■ **Requirements**
Reproduce verbatim the lines of the data below, from the line containing "- store-header[interactable]: 天猫" up to and including the line containing "- signal-icon: 5G: [818, 29, 867, 65]", and give nothing else.

··· Provided records

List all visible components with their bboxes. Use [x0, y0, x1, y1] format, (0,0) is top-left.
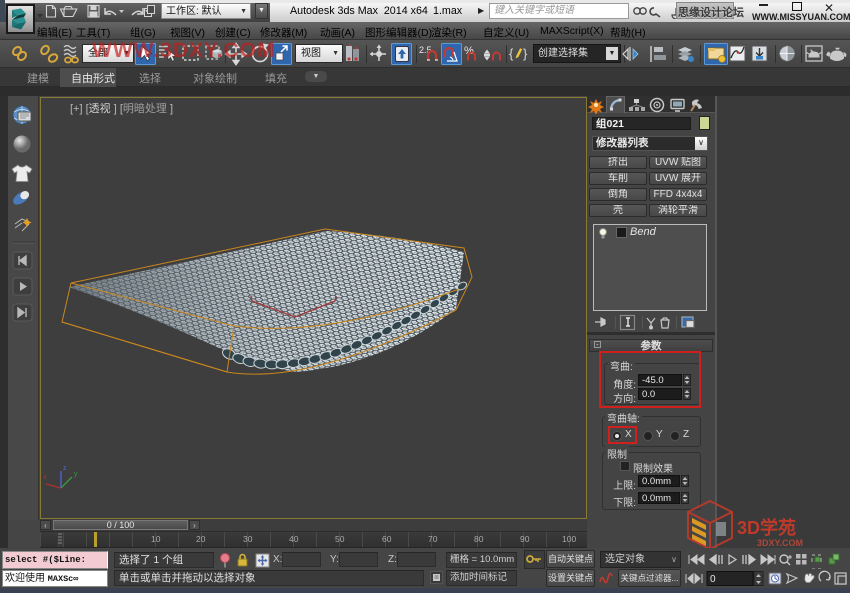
- svg-text:y: y: [74, 471, 78, 478]
- svg-text:0: 0: [710, 574, 716, 585]
- svg-text:z: z: [63, 465, 67, 472]
- svg-text:{: {: [509, 46, 514, 61]
- svg-text:x: x: [43, 474, 47, 481]
- svg-text:}: }: [523, 46, 528, 61]
- svg-text:2.5: 2.5: [419, 45, 432, 55]
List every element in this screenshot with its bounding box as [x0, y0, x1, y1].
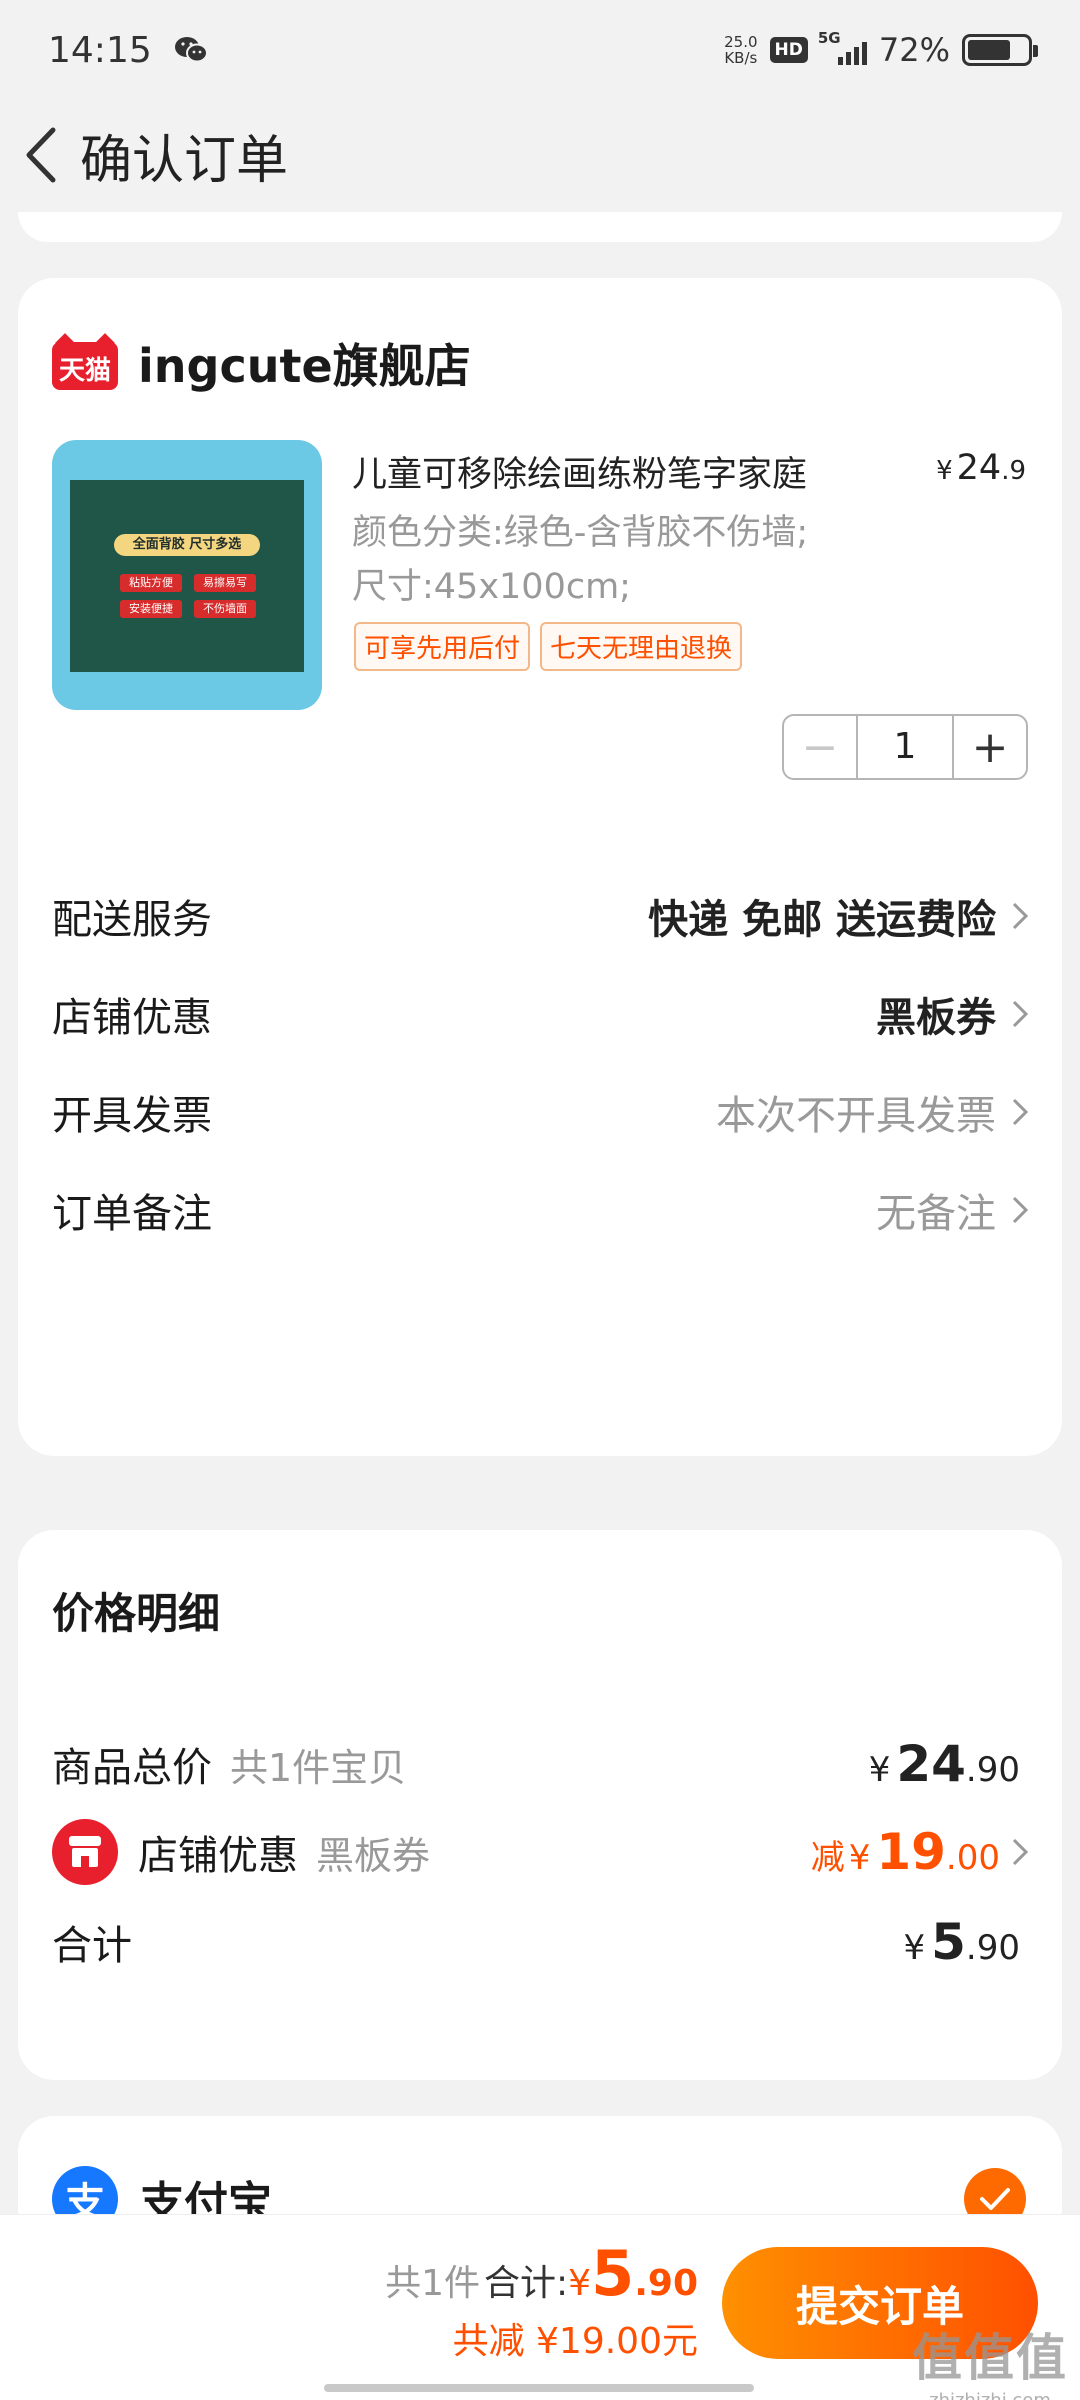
- store-header[interactable]: 天猫 ingcute旗舰店: [52, 330, 471, 396]
- product-image[interactable]: 全面背胶 尺寸多选 粘贴方便 易擦易写 安装便捷 不伤墙面: [52, 440, 322, 710]
- delivery-value: 快递 免邮 送运费险: [648, 897, 996, 943]
- discount-coupon: 黑板券: [316, 1833, 431, 1878]
- total-int: 5: [591, 2237, 635, 2310]
- signal-icon: 5G: [818, 29, 867, 65]
- subtotal-count: 共1件宝贝: [230, 1745, 407, 1790]
- product-tags: 可享先用后付 七天无理由退换: [354, 622, 743, 671]
- status-time: 14:15: [48, 29, 152, 71]
- shop-icon: [52, 1819, 118, 1885]
- invoice-label: 开具发票: [52, 1093, 212, 1139]
- price-detail-title: 价格明细: [52, 1589, 221, 1638]
- chevron-right-icon: [1012, 902, 1029, 930]
- wechat-icon: [174, 37, 208, 63]
- battery-icon: [962, 34, 1038, 66]
- address-card-edge: [18, 212, 1062, 242]
- saved-amount: 共减 ¥19.00元: [452, 2321, 698, 2362]
- spec-size: 尺寸:45x100cm;: [352, 567, 631, 607]
- product-price: ¥24.9: [936, 448, 1026, 488]
- chevron-right-icon: [1012, 1000, 1029, 1028]
- order-note-value: 无备注: [876, 1191, 996, 1237]
- store-discount-row[interactable]: 店铺优惠 黑板券: [52, 974, 1032, 1054]
- chevron-right-icon: [1012, 1838, 1029, 1866]
- home-indicator[interactable]: [324, 2384, 754, 2392]
- net-speed: 25.0 KB/s: [724, 33, 758, 67]
- product-spec[interactable]: 颜色分类:绿色-含背胶不伤墙; 尺寸:45x100cm;: [352, 506, 808, 614]
- store-discount-value: 黑板券: [876, 995, 996, 1041]
- tmall-logo-icon: 天猫: [52, 333, 118, 390]
- store-name: ingcute旗舰店: [138, 339, 471, 393]
- store-discount-label: 店铺优惠: [52, 995, 212, 1041]
- order-note-row[interactable]: 订单备注 无备注: [52, 1170, 1032, 1250]
- chevron-right-icon: [1012, 1098, 1029, 1126]
- product-title[interactable]: 儿童可移除绘画练粉笔字家庭: [352, 446, 912, 497]
- subtotal-amount: ¥24.90: [868, 1735, 1020, 1793]
- total-label: 合计:: [484, 2263, 569, 2304]
- battery-percent: 72%: [878, 31, 950, 69]
- total-label: 合计: [52, 1923, 132, 1969]
- price-detail-card: 价格明细 商品总价 共1件宝贝 ¥24.90 店铺优惠 黑板券 减 ¥19.00 …: [18, 1530, 1062, 2080]
- quantity-stepper[interactable]: − 1 +: [782, 714, 1028, 780]
- quantity-value[interactable]: 1: [858, 716, 952, 778]
- total-amount: ¥5.90: [903, 1913, 1020, 1971]
- increase-button[interactable]: +: [952, 716, 1026, 778]
- discount-label: 店铺优惠: [138, 1833, 298, 1879]
- chevron-right-icon: [1012, 1196, 1029, 1224]
- discount-row[interactable]: 店铺优惠 黑板券 减 ¥19.00: [52, 1812, 1032, 1892]
- decrease-button[interactable]: −: [784, 716, 858, 778]
- delivery-label: 配送服务: [52, 897, 212, 943]
- back-button[interactable]: [14, 120, 66, 190]
- subtotal-row: 商品总价 共1件宝贝 ¥24.90: [52, 1724, 1032, 1804]
- spec-color: 颜色分类:绿色-含背胶不伤墙;: [352, 513, 809, 553]
- chevron-left-icon: [26, 127, 56, 183]
- hd-badge: HD: [769, 37, 808, 63]
- delivery-row[interactable]: 配送服务 快递 免邮 送运费险: [52, 876, 1032, 956]
- total-row: 合计 ¥5.90: [52, 1902, 1032, 1982]
- order-summary: 共1件 合计:¥5.90 共减 ¥19.00元: [385, 2237, 698, 2362]
- tag-pay-later: 可享先用后付: [354, 622, 531, 671]
- subtotal-label: 商品总价: [52, 1745, 212, 1791]
- status-bar: 14:15 25.0 KB/s HD 5G 72%: [0, 0, 1080, 100]
- invoice-row[interactable]: 开具发票 本次不开具发票: [52, 1072, 1032, 1152]
- order-note-label: 订单备注: [52, 1191, 212, 1237]
- nav-bar: 确认订单: [0, 100, 1080, 210]
- blackboard-image: 全面背胶 尺寸多选 粘贴方便 易擦易写 安装便捷 不伤墙面: [70, 480, 304, 672]
- item-count: 共1件: [385, 2263, 481, 2304]
- discount-amount: 减 ¥19.00: [810, 1823, 1000, 1881]
- page-title: 确认订单: [80, 130, 289, 191]
- tag-seven-day-return: 七天无理由退换: [540, 622, 743, 671]
- invoice-value: 本次不开具发票: [716, 1093, 996, 1139]
- watermark: 值值值 zhizhizhi.com: [912, 2329, 1068, 2400]
- store-card: 天猫 ingcute旗舰店 全面背胶 尺寸多选 粘贴方便 易擦易写 安装便捷 不…: [18, 278, 1062, 1456]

······

■ **The reply**
- store-header[interactable]: 天猫 ingcute旗舰店: [52, 330, 471, 396]
- product-image[interactable]: 全面背胶 尺寸多选 粘贴方便 易擦易写 安装便捷 不伤墙面: [52, 440, 322, 710]
- delivery-value: 快递 免邮 送运费险: [648, 897, 996, 943]
- discount-coupon: 黑板券: [316, 1833, 431, 1878]
- total-int: 5: [591, 2237, 635, 2310]
- signal-icon: 5G: [818, 29, 867, 65]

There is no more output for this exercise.